• [Instructions to follow]:
Show every line containing "avons" by copying it.

• [Record extracts]:
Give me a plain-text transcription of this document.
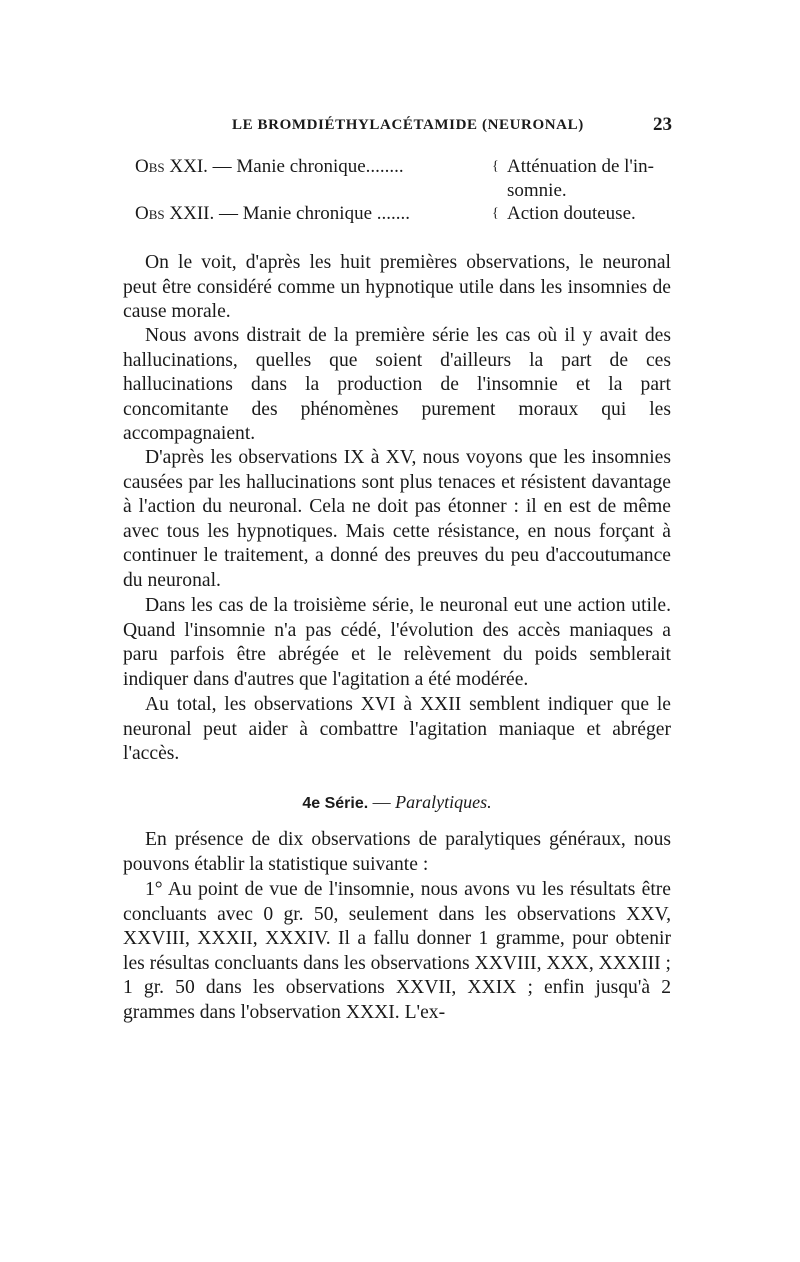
LE BROMDIÉTHYLACÉTAMIDE (NEURONAL)	23
Obs XXI. — Manie chronique........	{ Atténuation de l'in-
somnie.
Obs XXII. — Manie chronique .......	{ Action douteuse.

On le voit, d'après les huit premières observations, le neuronal peut être considéré comme un hypnotique utile dans les insomnies de cause morale.

Nous avons distrait de la première série les cas où il y avait des hallucinations, quelles que soient d'ailleurs la part de ces hallucinations dans la production de l'insomnie et la part concomitante des phénomènes purement moraux qui les accompagnaient.

D'après les observations IX à XV, nous voyons que les insomnies causées par les hallucinations sont plus tenaces et résistent davantage à l'action du neuronal. Cela ne doit pas étonner : il en est de même avec tous les hypnotiques. Mais cette résistance, en nous forçant à continuer le traitement, a donné des preuves du peu d'accoutumance du neuronal.

Dans les cas de la troisième série, le neuronal eut une action utile. Quand l'insomnie n'a pas cédé, l'évolution des accès maniaques a paru parfois être abrégée et le relèvement du poids semblerait indiquer dans d'autres que l'agitation a été modérée.

Au total, les observations XVI à XXII semblent indiquer que le neuronal peut aider à combattre l'agitation maniaque et abréger l'accès.

4e Série. — Paralytiques.

En présence de dix observations de paralytiques généraux, nous pouvons établir la statistique suivante :

1° Au point de vue de l'insomnie, nous avons vu les résultats être concluants avec 0 gr. 50, seulement dans les observations XXV, XXVIII, XXXII, XXXIV. Il a fallu donner 1 gramme, pour obtenir les résultas concluants dans les observations XXVIII, XXX, XXXIII ; 1 gr. 50 dans les observations XXVII, XXIX ; enfin jusqu'à 2 grammes dans l'observation XXXI. L'ex-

• [Solution to this problem]:
Nous avons distrait de la première série les cas où il y avait des hallucinations, quelles que soient d'ailleurs la part de ces hallucinations dans la production de l'insomnie et la part concomitante des phénomènes purement moraux qui les accompagnaient.
1° Au point de vue de l'insomnie, nous avons vu les résultats être concluants avec 0 gr. 50, seulement dans les observations XXV, XXVIII, XXXII, XXXIV. Il a fallu donner 1 gramme, pour obtenir les résultas concluants dans les observations XXVIII, XXX, XXXIII ; 1 gr. 50 dans les observations XXVII, XXIX ; enfin jusqu'à 2 grammes dans l'observation XXXI. L'ex-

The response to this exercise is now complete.